— BEGIN —

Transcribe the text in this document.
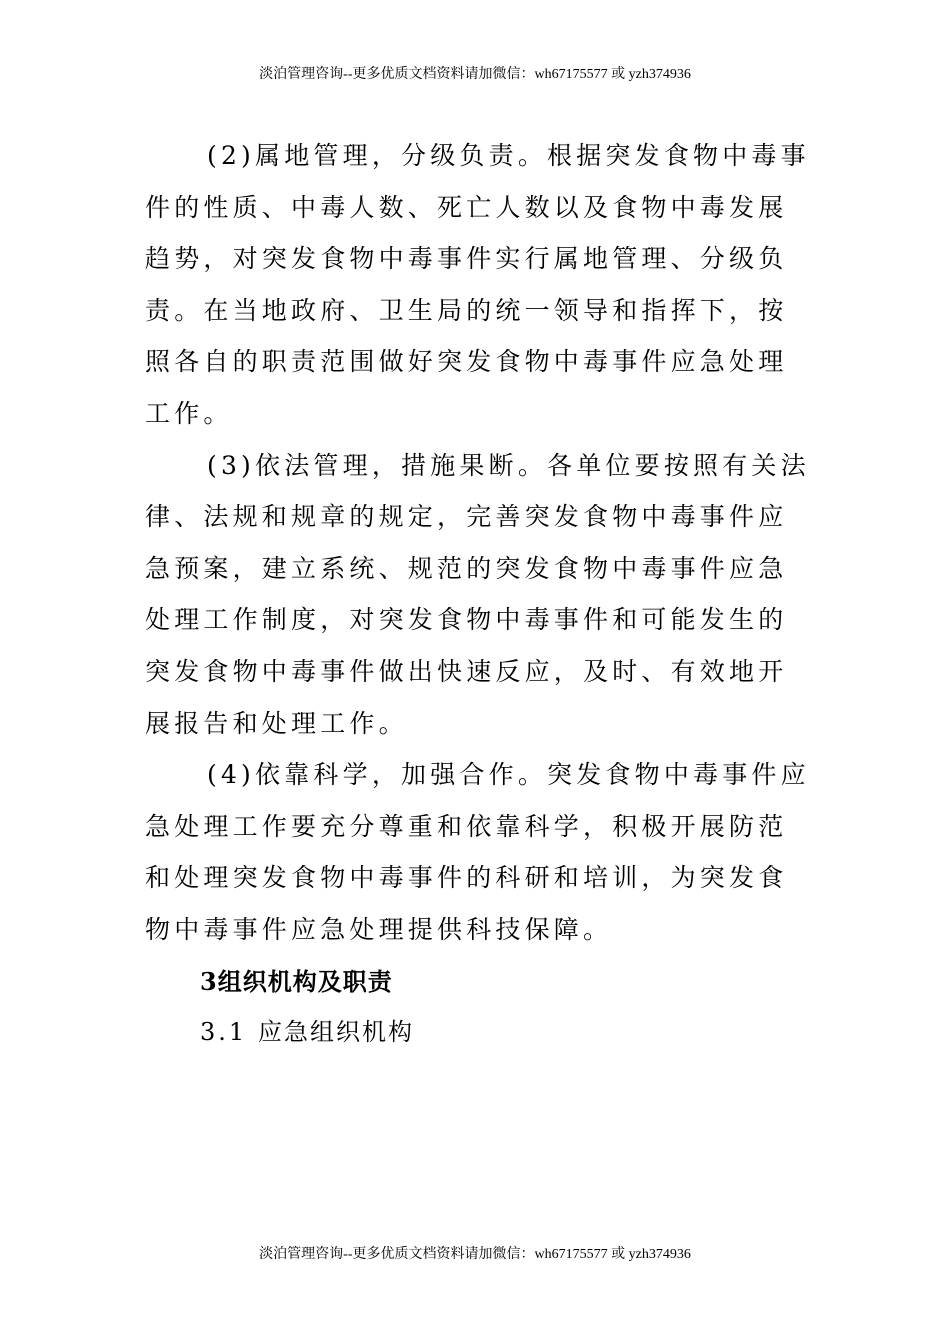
淡泊管理咨询--更多优质文档资料请加微信：wh67175577 或 yzh374936

(2)属地管理，分级负责。根据突发食物中毒事件的性质、中毒人数、死亡人数以及食物中毒发展趋势，对突发食物中毒事件实行属地管理、分级负责。在当地政府、卫生局的统一领导和指挥下，按照各自的职责范围做好突发食物中毒事件应急处理工作。

(3)依法管理，措施果断。各单位要按照有关法律、法规和规章的规定，完善突发食物中毒事件应急预案，建立系统、规范的突发食物中毒事件应急处理工作制度，对突发食物中毒事件和可能发生的突发食物中毒事件做出快速反应，及时、有效地开展报告和处理工作。

(4)依靠科学，加强合作。突发食物中毒事件应急处理工作要充分尊重和依靠科学，积极开展防范和处理突发食物中毒事件的科研和培训，为突发食物中毒事件应急处理提供科技保障。

3组织机构及职责

3.1 应急组织机构

淡泊管理咨询--更多优质文档资料请加微信：wh67175577 或 yzh374936
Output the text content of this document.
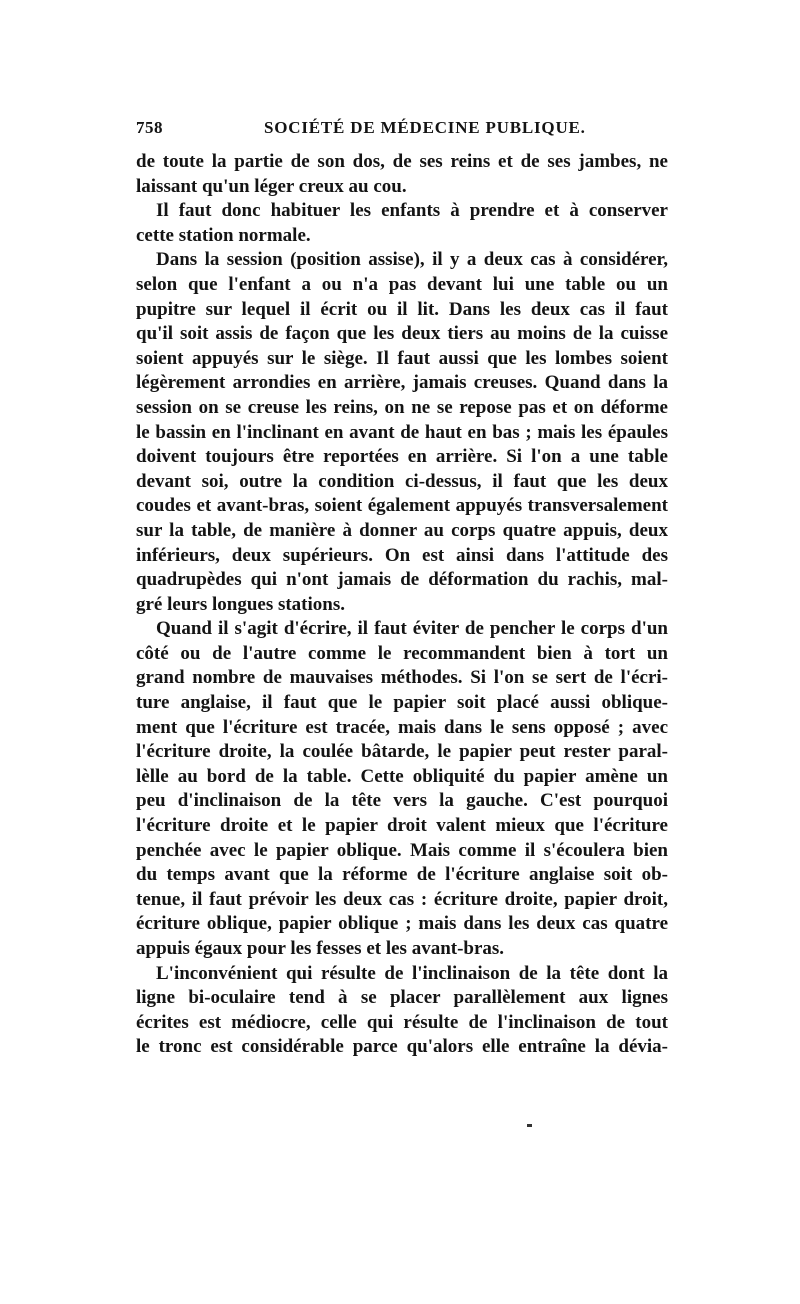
758	SOCIÉTÉ DE MÉDECINE PUBLIQUE.
de toute la partie de son dos, de ses reins et de ses jambes, ne
laissant qu'un léger creux au cou.
Il faut donc habituer les enfants à prendre et à conserver
cette station normale.
Dans la session (position assise), il y a deux cas à considérer,
selon que l'enfant a ou n'a pas devant lui une table ou un
pupitre sur lequel il écrit ou il lit. Dans les deux cas il faut
qu'il soit assis de façon que les deux tiers au moins de la cuisse
soient appuyés sur le siège. Il faut aussi que les lombes soient
légèrement arrondies en arrière, jamais creuses. Quand dans la
session on se creuse les reins, on ne se repose pas et on déforme
le bassin en l'inclinant en avant de haut en bas ; mais les épaules
doivent toujours être reportées en arrière. Si l'on a une table
devant soi, outre la condition ci-dessus, il faut que les deux
coudes et avant-bras, soient également appuyés transversalement
sur la table, de manière à donner au corps quatre appuis, deux
inférieurs, deux supérieurs. On est ainsi dans l'attitude des
quadrupèdes qui n'ont jamais de déformation du rachis, mal-
gré leurs longues stations.
Quand il s'agit d'écrire, il faut éviter de pencher le corps d'un
côté ou de l'autre comme le recommandent bien à tort un
grand nombre de mauvaises méthodes. Si l'on se sert de l'écri-
ture anglaise, il faut que le papier soit placé aussi oblique-
ment que l'écriture est tracée, mais dans le sens opposé ; avec
l'écriture droite, la coulée bâtarde, le papier peut rester paral-
lèlle au bord de la table. Cette obliquité du papier amène un
peu d'inclinaison de la tête vers la gauche. C'est pourquoi
l'écriture droite et le papier droit valent mieux que l'écriture
penchée avec le papier oblique. Mais comme il s'écoulera bien
du temps avant que la réforme de l'écriture anglaise soit ob-
tenue, il faut prévoir les deux cas : écriture droite, papier droit,
écriture oblique, papier oblique ; mais dans les deux cas quatre
appuis égaux pour les fesses et les avant-bras.
L'inconvénient qui résulte de l'inclinaison de la tête dont la
ligne bi-oculaire tend à se placer parallèlement aux lignes
écrites est médiocre, celle qui résulte de l'inclinaison de tout
le tronc est considérable parce qu'alors elle entraîne la dévia-
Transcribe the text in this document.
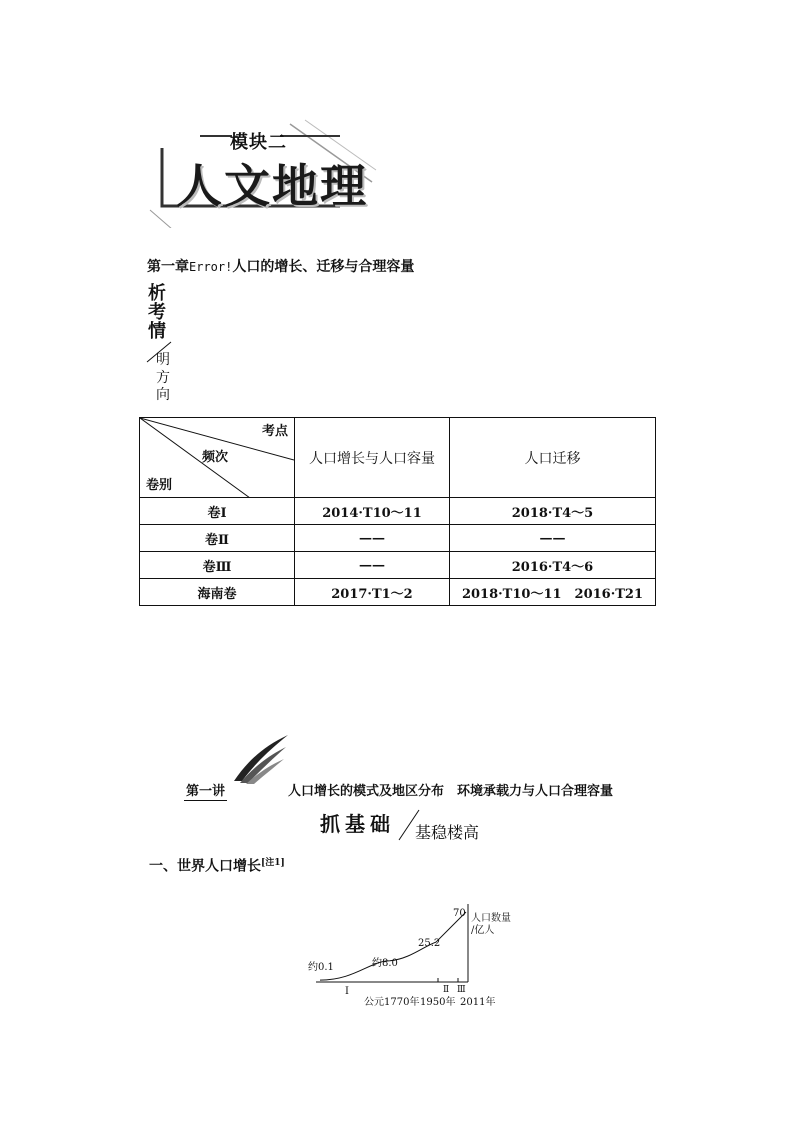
模块二
人文地理
第一章Error!人口的增长、迁移与合理容量
析
考
情
明
方
向
考点
频次
卷别	人口增长与人口容量	人口迁移
卷Ⅰ	2014·T10～11	2018·T4～5
卷Ⅱ	——	——
卷Ⅲ	——	2016·T4～6
海南卷	2017·T1～2	2018·T10～11　2016·T21
第一讲	人口增长的模式及地区分布　环境承载力与人口合理容量
抓基础 基稳楼高
一、世界人口增长[注1]
约0.1	约8.0
25.2
70 人口数量
/亿人
Ⅰ	Ⅱ Ⅲ
公元1770年 1950年 2011年
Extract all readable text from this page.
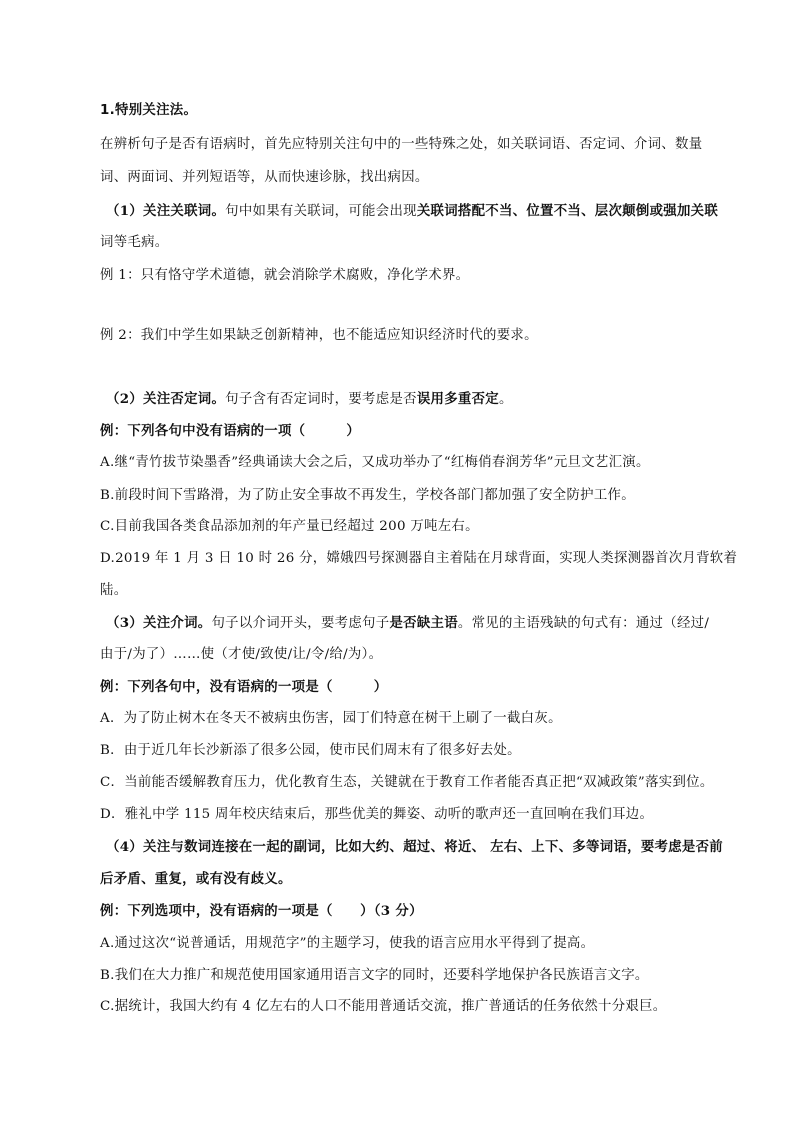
1.特别关注法。
在辨析句子是否有语病时，首先应特别关注句中的一些特殊之处，如关联词语、否定词、介词、数量
词、两面词、并列短语等，从而快速诊脉，找出病因。
（1）关注关联词。句中如果有关联词，可能会出现关联词搭配不当、位置不当、层次颠倒或强加关联
词等毛病。
例 1：只有恪守学术道德，就会消除学术腐败，净化学术界。
例 2：我们中学生如果缺乏创新精神，也不能适应知识经济时代的要求。
（2）关注否定词。句子含有否定词时，要考虑是否误用多重否定。
例：下列各句中没有语病的一项（　　　）
A.继“青竹拔节染墨香”经典诵读大会之后，又成功举办了“红梅俏春润芳华”元旦文艺汇演。
B.前段时间下雪路滑，为了防止安全事故不再发生，学校各部门都加强了安全防护工作。
C.目前我国各类食品添加剂的年产量已经超过 200 万吨左右。
D.2019 年 1 月 3 日 10 时 26 分，嫦娥四号探测器自主着陆在月球背面，实现人类探测器首次月背软着
陆。
（3）关注介词。句子以介词开头，要考虑句子是否缺主语。常见的主语残缺的句式有：通过（经过/
由于/为了）……使（才使/致使/让/令/给/为）。
例：下列各句中，没有语病的一项是（　　　）
A．为了防止树木在冬天不被病虫伤害，园丁们特意在树干上刷了一截白灰。
B．由于近几年长沙新添了很多公园，使市民们周末有了很多好去处。
C．当前能否缓解教育压力，优化教育生态，关键就在于教育工作者能否真正把“双减政策”落实到位。
D．雅礼中学 115 周年校庆结束后，那些优美的舞姿、动听的歌声还一直回响在我们耳边。
（4）关注与数词连接在一起的副词，比如大约、超过、将近、 左右、上下、多等词语，要考虑是否前
后矛盾、重复，或有没有歧义。
例：下列选项中，没有语病的一项是（　　）（3 分）
A.通过这次“说普通话，用规范字”的主题学习，使我的语言应用水平得到了提高。
B.我们在大力推广和规范使用国家通用语言文字的同时，还要科学地保护各民族语言文字。
C.据统计，我国大约有 4 亿左右的人口不能用普通话交流，推广普通话的任务依然十分艰巨。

— END —

EXERCISE OBJECTIVE: All the records above need to be given again word for word. Skip the pictures.

COMPLETE ANSWER:
Transcribe the text in this document.
淡泊管理咨询--更多优质文档资料请加微信：wh67175577 或 yzh374936

(2)属地管理，分级负责。根据突发食物中毒事件的性质、中毒人数、死亡人数以及食物中毒发展趋势，对突发食物中毒事件实行属地管理、分级负责。在当地政府、卫生局的统一领导和指挥下，按照各自的职责范围做好突发食物中毒事件应急处理工作。

(3)依法管理，措施果断。各单位要按照有关法律、法规和规章的规定，完善突发食物中毒事件应急预案，建立系统、规范的突发食物中毒事件应急处理工作制度，对突发食物中毒事件和可能发生的突发食物中毒事件做出快速反应，及时、有效地开展报告和处理工作。

(4)依靠科学，加强合作。突发食物中毒事件应急处理工作要充分尊重和依靠科学，积极开展防范和处理突发食物中毒事件的科研和培训，为突发食物中毒事件应急处理提供科技保障。

3组织机构及职责

3.1 应急组织机构

淡泊管理咨询--更多优质文档资料请加微信：wh67175577 或 yzh374936
Output the text content of this document.
758	SOCIÉTÉ DE MÉDECINE PUBLIQUE.
de toute la partie de son dos, de ses reins et de ses jambes, ne
laissant qu'un léger creux au cou.
Il faut donc habituer les enfants à prendre et à conserver
cette station normale.
Dans la session (position assise), il y a deux cas à considérer,
selon que l'enfant a ou n'a pas devant lui une table ou un
pupitre sur lequel il écrit ou il lit. Dans les deux cas il faut
qu'il soit assis de façon que les deux tiers au moins de la cuisse
soient appuyés sur le siège. Il faut aussi que les lombes soient
légèrement arrondies en arrière, jamais creuses. Quand dans la
session on se creuse les reins, on ne se repose pas et on déforme
le bassin en l'inclinant en avant de haut en bas ; mais les épaules
doivent toujours être reportées en arrière. Si l'on a une table
devant soi, outre la condition ci-dessus, il faut que les deux
coudes et avant-bras, soient également appuyés transversalement
sur la table, de manière à donner au corps quatre appuis, deux
inférieurs, deux supérieurs. On est ainsi dans l'attitude des
quadrupèdes qui n'ont jamais de déformation du rachis, mal-
gré leurs longues stations.
Quand il s'agit d'écrire, il faut éviter de pencher le corps d'un
côté ou de l'autre comme le recommandent bien à tort un
grand nombre de mauvaises méthodes. Si l'on se sert de l'écri-
ture anglaise, il faut que le papier soit placé aussi oblique-
ment que l'écriture est tracée, mais dans le sens opposé ; avec
l'écriture droite, la coulée bâtarde, le papier peut rester paral-
lèlle au bord de la table. Cette obliquité du papier amène un
peu d'inclinaison de la tête vers la gauche. C'est pourquoi
l'écriture droite et le papier droit valent mieux que l'écriture
penchée avec le papier oblique. Mais comme il s'écoulera bien
du temps avant que la réforme de l'écriture anglaise soit ob-
tenue, il faut prévoir les deux cas : écriture droite, papier droit,
écriture oblique, papier oblique ; mais dans les deux cas quatre
appuis égaux pour les fesses et les avant-bras.
L'inconvénient qui résulte de l'inclinaison de la tête dont la
ligne bi-oculaire tend à se placer parallèlement aux lignes
écrites est médiocre, celle qui résulte de l'inclinaison de tout
le tronc est considérable parce qu'alors elle entraîne la dévia-
Transcribe the text in this document.
模块二
人文地理
第一章Error!人口的增长、迁移与合理容量
析
考
情
明
方
向
考点
频次
卷别	人口增长与人口容量	人口迁移
卷Ⅰ	2014·T10～11	2018·T4～5
卷Ⅱ	——	——
卷Ⅲ	——	2016·T4～6
海南卷	2017·T1～2	2018·T10～11　2016·T21
第一讲	人口增长的模式及地区分布　环境承载力与人口合理容量
抓基础 基稳楼高
一、世界人口增长[注1]
约0.1	约8.0
25.2
70 人口数量
/亿人
Ⅰ	Ⅱ Ⅲ
公元1770年 1950年 2011年
Extract all readable text from this page.
1.特别关注法。
在辨析句子是否有语病时，首先应特别关注句中的一些特殊之处，如关联词语、否定词、介词、数量
词、两面词、并列短语等，从而快速诊脉，找出病因。
（1）关注关联词。句中如果有关联词，可能会出现关联词搭配不当、位置不当、层次颠倒或强加关联
词等毛病。
例 1：只有恪守学术道德，就会消除学术腐败，净化学术界。
例 2：我们中学生如果缺乏创新精神，也不能适应知识经济时代的要求。
（2）关注否定词。句子含有否定词时，要考虑是否误用多重否定。
例：下列各句中没有语病的一项（　　　）
A.继“青竹拔节染墨香”经典诵读大会之后，又成功举办了“红梅俏春润芳华”元旦文艺汇演。
B.前段时间下雪路滑，为了防止安全事故不再发生，学校各部门都加强了安全防护工作。
C.目前我国各类食品添加剂的年产量已经超过 200 万吨左右。
D.2019 年 1 月 3 日 10 时 26 分，嫦娥四号探测器自主着陆在月球背面，实现人类探测器首次月背软着
陆。
（3）关注介词。句子以介词开头，要考虑句子是否缺主语。常见的主语残缺的句式有：通过（经过/
由于/为了）……使（才使/致使/让/令/给/为）。
例：下列各句中，没有语病的一项是（　　　）
A．为了防止树木在冬天不被病虫伤害，园丁们特意在树干上刷了一截白灰。
B．由于近几年长沙新添了很多公园，使市民们周末有了很多好去处。
C．当前能否缓解教育压力，优化教育生态，关键就在于教育工作者能否真正把“双减政策”落实到位。
D．雅礼中学 115 周年校庆结束后，那些优美的舞姿、动听的歌声还一直回响在我们耳边。
（4）关注与数词连接在一起的副词，比如大约、超过、将近、 左右、上下、多等词语，要考虑是否前
后矛盾、重复，或有没有歧义。
例：下列选项中，没有语病的一项是（　　）（3 分）
A.通过这次“说普通话，用规范字”的主题学习，使我的语言应用水平得到了提高。
B.我们在大力推广和规范使用国家通用语言文字的同时，还要科学地保护各民族语言文字。
C.据统计，我国大约有 4 亿左右的人口不能用普通话交流，推广普通话的任务依然十分艰巨。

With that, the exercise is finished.